Collected data -
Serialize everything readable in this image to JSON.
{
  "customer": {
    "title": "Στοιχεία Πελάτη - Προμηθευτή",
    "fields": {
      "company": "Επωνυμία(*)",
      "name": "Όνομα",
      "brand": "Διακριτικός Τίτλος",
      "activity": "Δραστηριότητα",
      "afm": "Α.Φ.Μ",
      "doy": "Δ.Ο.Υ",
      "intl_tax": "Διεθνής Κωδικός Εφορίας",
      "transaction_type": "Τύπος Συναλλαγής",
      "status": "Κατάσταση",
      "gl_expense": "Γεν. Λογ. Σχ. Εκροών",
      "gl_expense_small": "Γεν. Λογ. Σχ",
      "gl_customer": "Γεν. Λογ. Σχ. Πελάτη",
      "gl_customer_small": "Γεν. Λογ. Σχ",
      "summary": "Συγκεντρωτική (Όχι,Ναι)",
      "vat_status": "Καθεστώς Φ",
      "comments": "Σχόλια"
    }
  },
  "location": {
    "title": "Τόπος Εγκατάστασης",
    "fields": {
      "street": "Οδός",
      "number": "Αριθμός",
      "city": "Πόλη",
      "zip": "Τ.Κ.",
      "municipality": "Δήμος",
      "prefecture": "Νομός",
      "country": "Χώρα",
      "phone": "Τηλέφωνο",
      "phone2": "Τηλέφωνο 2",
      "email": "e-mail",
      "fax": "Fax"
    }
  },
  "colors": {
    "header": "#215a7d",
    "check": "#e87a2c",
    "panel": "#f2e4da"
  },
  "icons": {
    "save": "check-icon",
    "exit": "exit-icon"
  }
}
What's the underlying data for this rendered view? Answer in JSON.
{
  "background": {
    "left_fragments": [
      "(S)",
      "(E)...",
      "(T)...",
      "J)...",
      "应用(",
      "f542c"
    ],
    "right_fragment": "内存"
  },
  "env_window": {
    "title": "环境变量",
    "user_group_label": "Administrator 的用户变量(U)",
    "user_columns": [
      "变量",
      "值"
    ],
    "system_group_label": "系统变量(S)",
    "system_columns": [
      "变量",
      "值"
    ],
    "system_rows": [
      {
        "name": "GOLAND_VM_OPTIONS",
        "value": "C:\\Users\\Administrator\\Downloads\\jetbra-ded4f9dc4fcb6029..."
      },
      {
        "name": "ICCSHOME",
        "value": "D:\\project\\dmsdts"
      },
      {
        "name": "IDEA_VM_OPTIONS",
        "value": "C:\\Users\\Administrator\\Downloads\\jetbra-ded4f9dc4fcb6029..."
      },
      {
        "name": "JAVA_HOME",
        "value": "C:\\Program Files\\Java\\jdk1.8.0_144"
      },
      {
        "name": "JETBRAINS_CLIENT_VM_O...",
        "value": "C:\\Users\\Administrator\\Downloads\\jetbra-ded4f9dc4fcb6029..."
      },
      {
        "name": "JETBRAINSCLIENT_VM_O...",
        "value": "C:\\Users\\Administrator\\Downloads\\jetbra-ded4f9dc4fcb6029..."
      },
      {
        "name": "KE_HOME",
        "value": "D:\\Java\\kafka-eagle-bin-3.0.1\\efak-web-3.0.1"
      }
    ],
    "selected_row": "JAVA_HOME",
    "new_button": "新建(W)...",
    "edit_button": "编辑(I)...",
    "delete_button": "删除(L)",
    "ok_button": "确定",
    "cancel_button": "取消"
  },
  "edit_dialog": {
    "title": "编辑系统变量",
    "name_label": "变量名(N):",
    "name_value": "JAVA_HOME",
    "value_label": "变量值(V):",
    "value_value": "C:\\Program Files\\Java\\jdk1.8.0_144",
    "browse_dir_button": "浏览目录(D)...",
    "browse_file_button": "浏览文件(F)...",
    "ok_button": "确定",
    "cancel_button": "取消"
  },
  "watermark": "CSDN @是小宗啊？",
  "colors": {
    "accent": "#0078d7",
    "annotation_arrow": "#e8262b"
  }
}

TASK BRIEF - Print the listing above in its entirety, with every line exact.

WRITTEN RESPONSE -
Serialize everything readable in this image to JSON.
{
  "customer": {
    "title": "Στοιχεία Πελάτη - Προμηθευτή",
    "fields": {
      "company": "Επωνυμία(*)",
      "name": "Όνομα",
      "brand": "Διακριτικός Τίτλος",
      "activity": "Δραστηριότητα",
      "afm": "Α.Φ.Μ",
      "doy": "Δ.Ο.Υ",
      "intl_tax": "Διεθνής Κωδικός Εφορίας",
      "transaction_type": "Τύπος Συναλλαγής",
      "status": "Κατάσταση",
      "gl_expense": "Γεν. Λογ. Σχ. Εκροών",
      "gl_expense_small": "Γεν. Λογ. Σχ",
      "gl_customer": "Γεν. Λογ. Σχ. Πελάτη",
      "gl_customer_small": "Γεν. Λογ. Σχ",
      "summary": "Συγκεντρωτική (Όχι,Ναι)",
      "vat_status": "Καθεστώς Φ",
      "comments": "Σχόλια"
    }
  },
  "location": {
    "title": "Τόπος Εγκατάστασης",
    "fields": {
      "street": "Οδός",
      "number": "Αριθμός",
      "city": "Πόλη",
      "zip": "Τ.Κ.",
      "municipality": "Δήμος",
      "prefecture": "Νομός",
      "country": "Χώρα",
      "phone": "Τηλέφωνο",
      "phone2": "Τηλέφωνο 2",
      "email": "e-mail",
      "fax": "Fax"
    }
  },
  "colors": {
    "header": "#215a7d",
    "check": "#e87a2c",
    "panel": "#f2e4da"
  },
  "icons": {
    "save": "check-icon",
    "exit": "exit-icon"
  }
}
What's the underlying data for this rendered view? Answer in JSON.
{
  "background": {
    "left_fragments": [
      "(S)",
      "(E)...",
      "(T)...",
      "J)...",
      "应用(",
      "f542c"
    ],
    "right_fragment": "内存"
  },
  "env_window": {
    "title": "环境变量",
    "user_group_label": "Administrator 的用户变量(U)",
    "user_columns": [
      "变量",
      "值"
    ],
    "system_group_label": "系统变量(S)",
    "system_columns": [
      "变量",
      "值"
    ],
    "system_rows": [
      {
        "name": "GOLAND_VM_OPTIONS",
        "value": "C:\\Users\\Administrator\\Downloads\\jetbra-ded4f9dc4fcb6029..."
      },
      {
        "name": "ICCSHOME",
        "value": "D:\\project\\dmsdts"
      },
      {
        "name": "IDEA_VM_OPTIONS",
        "value": "C:\\Users\\Administrator\\Downloads\\jetbra-ded4f9dc4fcb6029..."
      },
      {
        "name": "JAVA_HOME",
        "value": "C:\\Program Files\\Java\\jdk1.8.0_144"
      },
      {
        "name": "JETBRAINS_CLIENT_VM_O...",
        "value": "C:\\Users\\Administrator\\Downloads\\jetbra-ded4f9dc4fcb6029..."
      },
      {
        "name": "JETBRAINSCLIENT_VM_O...",
        "value": "C:\\Users\\Administrator\\Downloads\\jetbra-ded4f9dc4fcb6029..."
      },
      {
        "name": "KE_HOME",
        "value": "D:\\Java\\kafka-eagle-bin-3.0.1\\efak-web-3.0.1"
      }
    ],
    "selected_row": "JAVA_HOME",
    "new_button": "新建(W)...",
    "edit_button": "编辑(I)...",
    "delete_button": "删除(L)",
    "ok_button": "确定",
    "cancel_button": "取消"
  },
  "edit_dialog": {
    "title": "编辑系统变量",
    "name_label": "变量名(N):",
    "name_value": "JAVA_HOME",
    "value_label": "变量值(V):",
    "value_value": "C:\\Program Files\\Java\\jdk1.8.0_144",
    "browse_dir_button": "浏览目录(D)...",
    "browse_file_button": "浏览文件(F)...",
    "ok_button": "确定",
    "cancel_button": "取消"
  },
  "watermark": "CSDN @是小宗啊？",
  "colors": {
    "accent": "#0078d7",
    "annotation_arrow": "#e8262b"
  }
}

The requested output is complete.